What you need to do: Answer with one number only: the number of lines that contain "values".

Material:
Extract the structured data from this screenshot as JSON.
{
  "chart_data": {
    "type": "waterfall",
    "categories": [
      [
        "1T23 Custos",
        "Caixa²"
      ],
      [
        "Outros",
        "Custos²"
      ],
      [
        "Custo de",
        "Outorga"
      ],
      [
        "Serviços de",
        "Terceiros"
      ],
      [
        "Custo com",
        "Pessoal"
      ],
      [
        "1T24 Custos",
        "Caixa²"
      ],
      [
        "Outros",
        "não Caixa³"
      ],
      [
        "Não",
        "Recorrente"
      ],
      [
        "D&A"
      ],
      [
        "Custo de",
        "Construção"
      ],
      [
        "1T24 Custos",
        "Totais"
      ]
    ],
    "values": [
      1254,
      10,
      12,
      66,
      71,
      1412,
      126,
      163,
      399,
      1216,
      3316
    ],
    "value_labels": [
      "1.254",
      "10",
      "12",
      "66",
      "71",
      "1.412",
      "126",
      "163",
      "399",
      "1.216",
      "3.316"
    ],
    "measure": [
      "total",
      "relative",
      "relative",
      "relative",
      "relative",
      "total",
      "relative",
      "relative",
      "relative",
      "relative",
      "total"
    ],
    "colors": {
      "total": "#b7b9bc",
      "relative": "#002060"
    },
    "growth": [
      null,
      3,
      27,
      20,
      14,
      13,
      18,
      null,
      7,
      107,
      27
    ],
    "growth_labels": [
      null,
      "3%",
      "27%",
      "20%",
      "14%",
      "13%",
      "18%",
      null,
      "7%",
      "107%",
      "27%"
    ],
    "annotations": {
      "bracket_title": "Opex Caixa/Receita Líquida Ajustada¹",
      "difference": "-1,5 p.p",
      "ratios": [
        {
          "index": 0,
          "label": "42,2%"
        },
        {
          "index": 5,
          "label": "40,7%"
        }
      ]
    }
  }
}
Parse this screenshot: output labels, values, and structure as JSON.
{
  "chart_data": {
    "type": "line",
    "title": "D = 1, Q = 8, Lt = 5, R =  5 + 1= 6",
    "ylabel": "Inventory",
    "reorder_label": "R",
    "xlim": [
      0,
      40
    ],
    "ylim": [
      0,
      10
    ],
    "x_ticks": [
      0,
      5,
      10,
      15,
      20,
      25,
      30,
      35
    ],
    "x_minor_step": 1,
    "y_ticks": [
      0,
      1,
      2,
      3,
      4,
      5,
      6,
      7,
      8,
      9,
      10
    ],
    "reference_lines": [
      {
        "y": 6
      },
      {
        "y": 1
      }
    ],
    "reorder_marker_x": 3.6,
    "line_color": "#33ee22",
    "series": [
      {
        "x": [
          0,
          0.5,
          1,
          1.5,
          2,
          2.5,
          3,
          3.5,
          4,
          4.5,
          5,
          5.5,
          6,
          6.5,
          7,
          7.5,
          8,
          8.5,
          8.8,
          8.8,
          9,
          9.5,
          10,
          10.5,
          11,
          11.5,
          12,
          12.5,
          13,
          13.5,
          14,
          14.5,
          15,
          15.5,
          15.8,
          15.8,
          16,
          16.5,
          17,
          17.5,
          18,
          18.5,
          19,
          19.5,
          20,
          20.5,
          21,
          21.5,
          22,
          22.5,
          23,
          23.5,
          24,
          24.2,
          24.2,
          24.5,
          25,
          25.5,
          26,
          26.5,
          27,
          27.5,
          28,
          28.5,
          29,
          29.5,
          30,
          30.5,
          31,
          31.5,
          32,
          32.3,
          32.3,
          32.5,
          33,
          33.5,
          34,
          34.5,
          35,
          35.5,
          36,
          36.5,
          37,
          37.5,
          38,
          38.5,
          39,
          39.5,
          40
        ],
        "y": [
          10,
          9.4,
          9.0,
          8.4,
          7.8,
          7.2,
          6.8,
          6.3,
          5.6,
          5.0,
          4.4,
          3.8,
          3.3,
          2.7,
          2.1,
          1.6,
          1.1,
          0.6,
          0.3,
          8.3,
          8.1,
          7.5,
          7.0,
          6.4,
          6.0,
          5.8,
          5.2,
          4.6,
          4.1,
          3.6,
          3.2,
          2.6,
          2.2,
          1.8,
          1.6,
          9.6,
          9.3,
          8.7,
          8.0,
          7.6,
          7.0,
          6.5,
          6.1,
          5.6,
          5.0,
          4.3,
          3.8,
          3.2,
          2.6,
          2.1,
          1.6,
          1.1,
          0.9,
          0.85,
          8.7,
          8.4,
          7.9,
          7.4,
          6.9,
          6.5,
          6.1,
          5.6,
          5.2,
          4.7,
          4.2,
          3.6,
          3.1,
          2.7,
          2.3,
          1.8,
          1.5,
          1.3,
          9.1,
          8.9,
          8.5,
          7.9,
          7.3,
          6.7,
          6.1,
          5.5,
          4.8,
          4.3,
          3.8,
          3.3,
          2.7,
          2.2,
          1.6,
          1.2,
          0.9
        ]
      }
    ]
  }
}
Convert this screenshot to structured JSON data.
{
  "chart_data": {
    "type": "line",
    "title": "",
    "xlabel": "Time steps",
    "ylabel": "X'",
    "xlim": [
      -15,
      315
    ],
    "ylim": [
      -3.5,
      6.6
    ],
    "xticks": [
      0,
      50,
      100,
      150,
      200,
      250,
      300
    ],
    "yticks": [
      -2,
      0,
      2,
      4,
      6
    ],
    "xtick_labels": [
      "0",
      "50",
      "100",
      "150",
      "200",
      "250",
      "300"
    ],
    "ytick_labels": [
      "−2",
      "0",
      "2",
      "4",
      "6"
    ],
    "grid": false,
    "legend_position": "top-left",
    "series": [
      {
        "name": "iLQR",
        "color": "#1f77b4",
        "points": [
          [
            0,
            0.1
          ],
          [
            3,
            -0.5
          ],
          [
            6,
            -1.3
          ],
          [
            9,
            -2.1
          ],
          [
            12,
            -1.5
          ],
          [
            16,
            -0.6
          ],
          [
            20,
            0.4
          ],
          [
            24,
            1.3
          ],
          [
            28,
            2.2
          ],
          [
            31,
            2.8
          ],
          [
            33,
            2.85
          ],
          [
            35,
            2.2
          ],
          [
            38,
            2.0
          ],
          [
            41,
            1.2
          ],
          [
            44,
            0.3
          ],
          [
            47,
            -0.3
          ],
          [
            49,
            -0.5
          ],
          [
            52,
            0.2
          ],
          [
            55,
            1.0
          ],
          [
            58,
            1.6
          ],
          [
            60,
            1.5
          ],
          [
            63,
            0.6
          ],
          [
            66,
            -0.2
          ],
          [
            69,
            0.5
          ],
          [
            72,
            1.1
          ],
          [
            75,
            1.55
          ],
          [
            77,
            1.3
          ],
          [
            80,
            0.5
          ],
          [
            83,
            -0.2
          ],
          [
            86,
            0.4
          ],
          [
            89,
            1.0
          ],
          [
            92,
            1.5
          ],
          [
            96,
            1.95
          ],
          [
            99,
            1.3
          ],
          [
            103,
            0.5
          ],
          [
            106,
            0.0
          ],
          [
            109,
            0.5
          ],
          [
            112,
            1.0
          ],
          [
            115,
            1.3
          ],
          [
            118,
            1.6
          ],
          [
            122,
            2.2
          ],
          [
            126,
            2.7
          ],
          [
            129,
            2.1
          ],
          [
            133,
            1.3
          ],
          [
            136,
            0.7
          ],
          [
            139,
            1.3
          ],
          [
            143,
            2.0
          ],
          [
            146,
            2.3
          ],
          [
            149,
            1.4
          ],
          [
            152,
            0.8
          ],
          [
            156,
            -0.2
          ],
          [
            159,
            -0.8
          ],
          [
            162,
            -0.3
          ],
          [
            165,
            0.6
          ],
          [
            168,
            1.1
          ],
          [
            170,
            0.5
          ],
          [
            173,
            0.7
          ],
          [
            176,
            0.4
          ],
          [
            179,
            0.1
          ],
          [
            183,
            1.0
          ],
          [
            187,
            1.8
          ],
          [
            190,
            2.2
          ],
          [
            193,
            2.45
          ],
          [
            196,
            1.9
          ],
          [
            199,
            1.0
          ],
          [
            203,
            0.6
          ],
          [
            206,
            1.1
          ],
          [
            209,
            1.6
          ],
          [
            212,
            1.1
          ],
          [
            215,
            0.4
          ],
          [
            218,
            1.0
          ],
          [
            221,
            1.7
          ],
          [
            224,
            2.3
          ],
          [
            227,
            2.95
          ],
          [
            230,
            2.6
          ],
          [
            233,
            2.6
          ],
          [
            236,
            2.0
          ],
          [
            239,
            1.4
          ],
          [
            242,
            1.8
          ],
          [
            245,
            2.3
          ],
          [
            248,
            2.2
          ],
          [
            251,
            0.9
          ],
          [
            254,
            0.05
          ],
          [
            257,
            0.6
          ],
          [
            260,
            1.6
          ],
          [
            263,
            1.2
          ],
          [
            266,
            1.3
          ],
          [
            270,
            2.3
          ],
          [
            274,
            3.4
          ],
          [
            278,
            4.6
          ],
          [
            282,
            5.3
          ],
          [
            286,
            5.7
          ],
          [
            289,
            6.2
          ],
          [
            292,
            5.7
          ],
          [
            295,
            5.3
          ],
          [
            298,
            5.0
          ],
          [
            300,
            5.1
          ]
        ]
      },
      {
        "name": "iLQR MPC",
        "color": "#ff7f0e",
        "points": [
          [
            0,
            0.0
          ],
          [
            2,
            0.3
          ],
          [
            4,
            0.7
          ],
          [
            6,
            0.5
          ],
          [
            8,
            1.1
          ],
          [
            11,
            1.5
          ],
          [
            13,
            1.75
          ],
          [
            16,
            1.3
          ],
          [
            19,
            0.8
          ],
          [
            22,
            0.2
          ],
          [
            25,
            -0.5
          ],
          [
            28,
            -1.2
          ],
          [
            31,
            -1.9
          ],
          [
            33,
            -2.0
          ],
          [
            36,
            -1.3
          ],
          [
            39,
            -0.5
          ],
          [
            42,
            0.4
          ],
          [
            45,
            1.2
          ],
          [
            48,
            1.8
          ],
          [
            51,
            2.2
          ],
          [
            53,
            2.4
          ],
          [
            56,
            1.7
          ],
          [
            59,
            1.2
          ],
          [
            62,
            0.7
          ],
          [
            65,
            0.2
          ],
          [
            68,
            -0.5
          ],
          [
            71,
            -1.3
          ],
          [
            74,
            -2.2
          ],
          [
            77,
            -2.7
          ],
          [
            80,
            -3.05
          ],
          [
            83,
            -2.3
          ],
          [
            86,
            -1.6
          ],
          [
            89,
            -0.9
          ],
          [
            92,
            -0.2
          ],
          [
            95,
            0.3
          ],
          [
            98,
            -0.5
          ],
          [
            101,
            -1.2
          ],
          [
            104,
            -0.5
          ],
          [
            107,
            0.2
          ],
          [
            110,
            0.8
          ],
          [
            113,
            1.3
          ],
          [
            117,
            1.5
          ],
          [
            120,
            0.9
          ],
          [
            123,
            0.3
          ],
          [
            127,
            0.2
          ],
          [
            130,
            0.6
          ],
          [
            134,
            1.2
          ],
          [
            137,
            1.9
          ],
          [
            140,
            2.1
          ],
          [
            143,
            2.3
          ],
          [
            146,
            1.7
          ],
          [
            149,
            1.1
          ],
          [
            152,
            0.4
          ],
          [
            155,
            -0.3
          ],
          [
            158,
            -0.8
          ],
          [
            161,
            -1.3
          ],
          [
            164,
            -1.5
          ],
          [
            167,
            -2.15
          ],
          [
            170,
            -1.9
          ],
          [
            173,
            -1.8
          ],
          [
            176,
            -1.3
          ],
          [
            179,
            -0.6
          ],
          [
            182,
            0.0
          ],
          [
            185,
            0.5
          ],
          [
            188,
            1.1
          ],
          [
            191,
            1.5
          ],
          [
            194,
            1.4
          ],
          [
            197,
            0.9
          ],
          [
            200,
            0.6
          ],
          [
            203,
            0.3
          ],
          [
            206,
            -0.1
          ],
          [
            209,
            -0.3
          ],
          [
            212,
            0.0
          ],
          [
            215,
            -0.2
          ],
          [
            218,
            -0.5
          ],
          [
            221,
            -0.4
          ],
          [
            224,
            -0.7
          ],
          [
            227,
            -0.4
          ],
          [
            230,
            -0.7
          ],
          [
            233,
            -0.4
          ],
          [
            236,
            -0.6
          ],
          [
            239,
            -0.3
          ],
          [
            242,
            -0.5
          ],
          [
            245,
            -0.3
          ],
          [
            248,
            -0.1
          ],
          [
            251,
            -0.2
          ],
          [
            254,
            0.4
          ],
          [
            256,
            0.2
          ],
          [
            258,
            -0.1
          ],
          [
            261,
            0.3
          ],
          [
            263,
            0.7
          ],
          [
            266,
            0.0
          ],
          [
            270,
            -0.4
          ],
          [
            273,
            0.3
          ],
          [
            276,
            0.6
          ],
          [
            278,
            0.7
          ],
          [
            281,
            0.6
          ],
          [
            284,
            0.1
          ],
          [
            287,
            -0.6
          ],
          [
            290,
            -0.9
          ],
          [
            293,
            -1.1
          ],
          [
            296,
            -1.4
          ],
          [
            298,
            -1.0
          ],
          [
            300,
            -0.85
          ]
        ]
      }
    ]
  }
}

Response for this exercise: 2